**Given task:**
Repeat the records below exactly.

**Stored data:**
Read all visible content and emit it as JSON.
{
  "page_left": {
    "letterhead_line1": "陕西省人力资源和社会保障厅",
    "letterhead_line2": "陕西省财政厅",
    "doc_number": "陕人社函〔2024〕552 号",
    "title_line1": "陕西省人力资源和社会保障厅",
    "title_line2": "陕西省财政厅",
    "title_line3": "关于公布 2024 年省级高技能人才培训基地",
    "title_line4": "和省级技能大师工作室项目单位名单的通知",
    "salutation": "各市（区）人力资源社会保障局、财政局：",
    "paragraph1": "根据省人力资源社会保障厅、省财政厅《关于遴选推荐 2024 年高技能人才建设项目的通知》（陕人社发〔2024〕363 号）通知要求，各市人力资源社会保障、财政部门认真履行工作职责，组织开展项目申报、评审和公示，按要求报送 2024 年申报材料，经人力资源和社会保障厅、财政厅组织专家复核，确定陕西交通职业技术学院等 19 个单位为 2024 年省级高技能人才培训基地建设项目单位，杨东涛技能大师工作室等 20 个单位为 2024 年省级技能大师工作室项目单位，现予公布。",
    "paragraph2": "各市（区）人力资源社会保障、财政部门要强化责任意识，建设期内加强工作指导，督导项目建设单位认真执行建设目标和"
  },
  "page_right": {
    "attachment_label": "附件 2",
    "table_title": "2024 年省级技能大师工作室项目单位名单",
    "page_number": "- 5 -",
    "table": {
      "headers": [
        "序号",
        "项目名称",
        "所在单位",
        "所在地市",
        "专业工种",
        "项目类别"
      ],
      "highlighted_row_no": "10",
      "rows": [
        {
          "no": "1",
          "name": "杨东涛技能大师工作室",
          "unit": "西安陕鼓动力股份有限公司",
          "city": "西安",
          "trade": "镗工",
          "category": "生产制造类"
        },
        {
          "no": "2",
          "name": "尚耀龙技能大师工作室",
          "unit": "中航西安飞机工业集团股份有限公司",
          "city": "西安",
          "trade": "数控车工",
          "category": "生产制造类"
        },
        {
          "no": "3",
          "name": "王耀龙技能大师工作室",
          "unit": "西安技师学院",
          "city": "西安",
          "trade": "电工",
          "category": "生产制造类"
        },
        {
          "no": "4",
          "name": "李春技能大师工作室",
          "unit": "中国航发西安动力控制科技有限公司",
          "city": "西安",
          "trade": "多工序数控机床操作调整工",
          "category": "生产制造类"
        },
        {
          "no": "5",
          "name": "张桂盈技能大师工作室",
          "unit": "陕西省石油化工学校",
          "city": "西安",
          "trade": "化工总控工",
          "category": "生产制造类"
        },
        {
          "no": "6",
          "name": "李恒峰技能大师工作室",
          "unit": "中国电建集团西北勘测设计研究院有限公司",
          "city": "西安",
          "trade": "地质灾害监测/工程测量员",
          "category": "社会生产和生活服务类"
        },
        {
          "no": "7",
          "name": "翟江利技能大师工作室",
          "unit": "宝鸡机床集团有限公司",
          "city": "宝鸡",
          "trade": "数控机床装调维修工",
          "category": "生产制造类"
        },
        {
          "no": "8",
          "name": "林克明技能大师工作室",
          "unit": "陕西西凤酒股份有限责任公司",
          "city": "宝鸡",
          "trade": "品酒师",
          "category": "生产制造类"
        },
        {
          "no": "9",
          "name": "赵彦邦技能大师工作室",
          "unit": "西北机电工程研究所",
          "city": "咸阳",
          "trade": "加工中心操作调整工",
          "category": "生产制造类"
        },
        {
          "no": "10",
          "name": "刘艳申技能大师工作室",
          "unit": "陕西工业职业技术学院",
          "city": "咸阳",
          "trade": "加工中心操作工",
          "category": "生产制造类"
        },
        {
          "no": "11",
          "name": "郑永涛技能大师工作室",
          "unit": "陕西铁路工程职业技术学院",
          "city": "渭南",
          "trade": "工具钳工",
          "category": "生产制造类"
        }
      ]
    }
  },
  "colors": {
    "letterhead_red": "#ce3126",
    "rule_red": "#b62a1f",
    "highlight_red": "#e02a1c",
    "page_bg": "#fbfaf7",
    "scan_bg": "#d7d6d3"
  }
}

**Task solution:**
Read all visible content and emit it as JSON.
{
  "page_left": {
    "letterhead_line1": "陕西省人力资源和社会保障厅",
    "letterhead_line2": "陕西省财政厅",
    "doc_number": "陕人社函〔2024〕552 号",
    "title_line1": "陕西省人力资源和社会保障厅",
    "title_line2": "陕西省财政厅",
    "title_line3": "关于公布 2024 年省级高技能人才培训基地",
    "title_line4": "和省级技能大师工作室项目单位名单的通知",
    "salutation": "各市（区）人力资源社会保障局、财政局：",
    "paragraph1": "根据省人力资源社会保障厅、省财政厅《关于遴选推荐 2024 年高技能人才建设项目的通知》（陕人社发〔2024〕363 号）通知要求，各市人力资源社会保障、财政部门认真履行工作职责，组织开展项目申报、评审和公示，按要求报送 2024 年申报材料，经人力资源和社会保障厅、财政厅组织专家复核，确定陕西交通职业技术学院等 19 个单位为 2024 年省级高技能人才培训基地建设项目单位，杨东涛技能大师工作室等 20 个单位为 2024 年省级技能大师工作室项目单位，现予公布。",
    "paragraph2": "各市（区）人力资源社会保障、财政部门要强化责任意识，建设期内加强工作指导，督导项目建设单位认真执行建设目标和"
  },
  "page_right": {
    "attachment_label": "附件 2",
    "table_title": "2024 年省级技能大师工作室项目单位名单",
    "page_number": "- 5 -",
    "table": {
      "headers": [
        "序号",
        "项目名称",
        "所在单位",
        "所在地市",
        "专业工种",
        "项目类别"
      ],
      "highlighted_row_no": "10",
      "rows": [
        {
          "no": "1",
          "name": "杨东涛技能大师工作室",
          "unit": "西安陕鼓动力股份有限公司",
          "city": "西安",
          "trade": "镗工",
          "category": "生产制造类"
        },
        {
          "no": "2",
          "name": "尚耀龙技能大师工作室",
          "unit": "中航西安飞机工业集团股份有限公司",
          "city": "西安",
          "trade": "数控车工",
          "category": "生产制造类"
        },
        {
          "no": "3",
          "name": "王耀龙技能大师工作室",
          "unit": "西安技师学院",
          "city": "西安",
          "trade": "电工",
          "category": "生产制造类"
        },
        {
          "no": "4",
          "name": "李春技能大师工作室",
          "unit": "中国航发西安动力控制科技有限公司",
          "city": "西安",
          "trade": "多工序数控机床操作调整工",
          "category": "生产制造类"
        },
        {
          "no": "5",
          "name": "张桂盈技能大师工作室",
          "unit": "陕西省石油化工学校",
          "city": "西安",
          "trade": "化工总控工",
          "category": "生产制造类"
        },
        {
          "no": "6",
          "name": "李恒峰技能大师工作室",
          "unit": "中国电建集团西北勘测设计研究院有限公司",
          "city": "西安",
          "trade": "地质灾害监测/工程测量员",
          "category": "社会生产和生活服务类"
        },
        {
          "no": "7",
          "name": "翟江利技能大师工作室",
          "unit": "宝鸡机床集团有限公司",
          "city": "宝鸡",
          "trade": "数控机床装调维修工",
          "category": "生产制造类"
        },
        {
          "no": "8",
          "name": "林克明技能大师工作室",
          "unit": "陕西西凤酒股份有限责任公司",
          "city": "宝鸡",
          "trade": "品酒师",
          "category": "生产制造类"
        },
        {
          "no": "9",
          "name": "赵彦邦技能大师工作室",
          "unit": "西北机电工程研究所",
          "city": "咸阳",
          "trade": "加工中心操作调整工",
          "category": "生产制造类"
        },
        {
          "no": "10",
          "name": "刘艳申技能大师工作室",
          "unit": "陕西工业职业技术学院",
          "city": "咸阳",
          "trade": "加工中心操作工",
          "category": "生产制造类"
        },
        {
          "no": "11",
          "name": "郑永涛技能大师工作室",
          "unit": "陕西铁路工程职业技术学院",
          "city": "渭南",
          "trade": "工具钳工",
          "category": "生产制造类"
        }
      ]
    }
  },
  "colors": {
    "letterhead_red": "#ce3126",
    "rule_red": "#b62a1f",
    "highlight_red": "#e02a1c",
    "page_bg": "#fbfaf7",
    "scan_bg": "#d7d6d3"
  }
}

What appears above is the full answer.